◆ YOUR OBJECTIVE
Return each line of the material verbatim.

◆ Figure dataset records
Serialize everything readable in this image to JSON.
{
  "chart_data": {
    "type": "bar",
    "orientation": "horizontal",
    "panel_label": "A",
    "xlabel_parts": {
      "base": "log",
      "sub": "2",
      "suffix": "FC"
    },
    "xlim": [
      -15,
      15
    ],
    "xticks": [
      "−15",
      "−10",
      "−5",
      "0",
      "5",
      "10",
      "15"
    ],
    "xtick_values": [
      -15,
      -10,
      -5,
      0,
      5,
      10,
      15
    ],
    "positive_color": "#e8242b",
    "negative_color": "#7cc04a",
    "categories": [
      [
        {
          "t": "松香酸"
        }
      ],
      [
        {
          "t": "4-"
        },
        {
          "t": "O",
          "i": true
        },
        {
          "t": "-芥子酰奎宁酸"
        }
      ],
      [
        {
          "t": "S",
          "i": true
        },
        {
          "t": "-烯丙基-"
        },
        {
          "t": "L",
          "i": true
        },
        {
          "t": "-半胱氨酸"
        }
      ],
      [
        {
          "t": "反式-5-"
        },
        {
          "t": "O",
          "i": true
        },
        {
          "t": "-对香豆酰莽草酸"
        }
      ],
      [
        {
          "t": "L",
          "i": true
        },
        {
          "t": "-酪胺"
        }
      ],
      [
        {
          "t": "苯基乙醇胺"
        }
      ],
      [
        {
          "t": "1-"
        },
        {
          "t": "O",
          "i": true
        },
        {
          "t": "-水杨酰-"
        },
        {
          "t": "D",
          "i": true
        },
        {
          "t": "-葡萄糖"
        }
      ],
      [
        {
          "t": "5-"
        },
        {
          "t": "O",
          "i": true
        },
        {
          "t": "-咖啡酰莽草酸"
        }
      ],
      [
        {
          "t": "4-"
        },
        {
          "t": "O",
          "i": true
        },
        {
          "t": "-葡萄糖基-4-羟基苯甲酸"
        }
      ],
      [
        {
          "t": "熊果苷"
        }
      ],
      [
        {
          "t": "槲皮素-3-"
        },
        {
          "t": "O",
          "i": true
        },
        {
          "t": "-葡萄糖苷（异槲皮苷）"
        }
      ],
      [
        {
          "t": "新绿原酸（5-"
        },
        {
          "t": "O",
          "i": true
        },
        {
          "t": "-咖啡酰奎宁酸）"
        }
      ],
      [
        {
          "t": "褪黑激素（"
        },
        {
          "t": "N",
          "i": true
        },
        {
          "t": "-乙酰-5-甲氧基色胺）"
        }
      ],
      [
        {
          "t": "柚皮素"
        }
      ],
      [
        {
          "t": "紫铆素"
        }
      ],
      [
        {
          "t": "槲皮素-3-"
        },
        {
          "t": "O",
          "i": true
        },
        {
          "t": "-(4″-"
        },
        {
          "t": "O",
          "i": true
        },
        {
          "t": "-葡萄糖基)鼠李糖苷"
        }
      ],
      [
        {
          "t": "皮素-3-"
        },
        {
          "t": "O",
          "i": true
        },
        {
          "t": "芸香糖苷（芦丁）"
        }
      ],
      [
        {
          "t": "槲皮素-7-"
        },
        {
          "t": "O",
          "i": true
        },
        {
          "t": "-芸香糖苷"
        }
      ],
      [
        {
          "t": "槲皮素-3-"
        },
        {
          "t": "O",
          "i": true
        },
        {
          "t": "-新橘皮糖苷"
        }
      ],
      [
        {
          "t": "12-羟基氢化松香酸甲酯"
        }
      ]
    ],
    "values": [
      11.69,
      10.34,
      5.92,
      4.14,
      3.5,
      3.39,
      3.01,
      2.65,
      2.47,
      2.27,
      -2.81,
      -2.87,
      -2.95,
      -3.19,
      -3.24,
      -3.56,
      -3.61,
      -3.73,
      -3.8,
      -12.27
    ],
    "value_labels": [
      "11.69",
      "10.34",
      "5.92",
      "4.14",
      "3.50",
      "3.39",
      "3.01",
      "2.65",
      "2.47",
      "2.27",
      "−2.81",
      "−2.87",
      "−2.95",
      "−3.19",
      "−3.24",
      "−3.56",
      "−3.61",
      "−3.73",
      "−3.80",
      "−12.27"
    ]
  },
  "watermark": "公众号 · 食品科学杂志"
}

◆ FULL SOLUTION
Serialize everything readable in this image to JSON.
{
  "chart_data": {
    "type": "bar",
    "orientation": "horizontal",
    "panel_label": "A",
    "xlabel_parts": {
      "base": "log",
      "sub": "2",
      "suffix": "FC"
    },
    "xlim": [
      -15,
      15
    ],
    "xticks": [
      "−15",
      "−10",
      "−5",
      "0",
      "5",
      "10",
      "15"
    ],
    "xtick_values": [
      -15,
      -10,
      -5,
      0,
      5,
      10,
      15
    ],
    "positive_color": "#e8242b",
    "negative_color": "#7cc04a",
    "categories": [
      [
        {
          "t": "松香酸"
        }
      ],
      [
        {
          "t": "4-"
        },
        {
          "t": "O",
          "i": true
        },
        {
          "t": "-芥子酰奎宁酸"
        }
      ],
      [
        {
          "t": "S",
          "i": true
        },
        {
          "t": "-烯丙基-"
        },
        {
          "t": "L",
          "i": true
        },
        {
          "t": "-半胱氨酸"
        }
      ],
      [
        {
          "t": "反式-5-"
        },
        {
          "t": "O",
          "i": true
        },
        {
          "t": "-对香豆酰莽草酸"
        }
      ],
      [
        {
          "t": "L",
          "i": true
        },
        {
          "t": "-酪胺"
        }
      ],
      [
        {
          "t": "苯基乙醇胺"
        }
      ],
      [
        {
          "t": "1-"
        },
        {
          "t": "O",
          "i": true
        },
        {
          "t": "-水杨酰-"
        },
        {
          "t": "D",
          "i": true
        },
        {
          "t": "-葡萄糖"
        }
      ],
      [
        {
          "t": "5-"
        },
        {
          "t": "O",
          "i": true
        },
        {
          "t": "-咖啡酰莽草酸"
        }
      ],
      [
        {
          "t": "4-"
        },
        {
          "t": "O",
          "i": true
        },
        {
          "t": "-葡萄糖基-4-羟基苯甲酸"
        }
      ],
      [
        {
          "t": "熊果苷"
        }
      ],
      [
        {
          "t": "槲皮素-3-"
        },
        {
          "t": "O",
          "i": true
        },
        {
          "t": "-葡萄糖苷（异槲皮苷）"
        }
      ],
      [
        {
          "t": "新绿原酸（5-"
        },
        {
          "t": "O",
          "i": true
        },
        {
          "t": "-咖啡酰奎宁酸）"
        }
      ],
      [
        {
          "t": "褪黑激素（"
        },
        {
          "t": "N",
          "i": true
        },
        {
          "t": "-乙酰-5-甲氧基色胺）"
        }
      ],
      [
        {
          "t": "柚皮素"
        }
      ],
      [
        {
          "t": "紫铆素"
        }
      ],
      [
        {
          "t": "槲皮素-3-"
        },
        {
          "t": "O",
          "i": true
        },
        {
          "t": "-(4″-"
        },
        {
          "t": "O",
          "i": true
        },
        {
          "t": "-葡萄糖基)鼠李糖苷"
        }
      ],
      [
        {
          "t": "皮素-3-"
        },
        {
          "t": "O",
          "i": true
        },
        {
          "t": "芸香糖苷（芦丁）"
        }
      ],
      [
        {
          "t": "槲皮素-7-"
        },
        {
          "t": "O",
          "i": true
        },
        {
          "t": "-芸香糖苷"
        }
      ],
      [
        {
          "t": "槲皮素-3-"
        },
        {
          "t": "O",
          "i": true
        },
        {
          "t": "-新橘皮糖苷"
        }
      ],
      [
        {
          "t": "12-羟基氢化松香酸甲酯"
        }
      ]
    ],
    "values": [
      11.69,
      10.34,
      5.92,
      4.14,
      3.5,
      3.39,
      3.01,
      2.65,
      2.47,
      2.27,
      -2.81,
      -2.87,
      -2.95,
      -3.19,
      -3.24,
      -3.56,
      -3.61,
      -3.73,
      -3.8,
      -12.27
    ],
    "value_labels": [
      "11.69",
      "10.34",
      "5.92",
      "4.14",
      "3.50",
      "3.39",
      "3.01",
      "2.65",
      "2.47",
      "2.27",
      "−2.81",
      "−2.87",
      "−2.95",
      "−3.19",
      "−3.24",
      "−3.56",
      "−3.61",
      "−3.73",
      "−3.80",
      "−12.27"
    ]
  },
  "watermark": "公众号 · 食品科学杂志"
}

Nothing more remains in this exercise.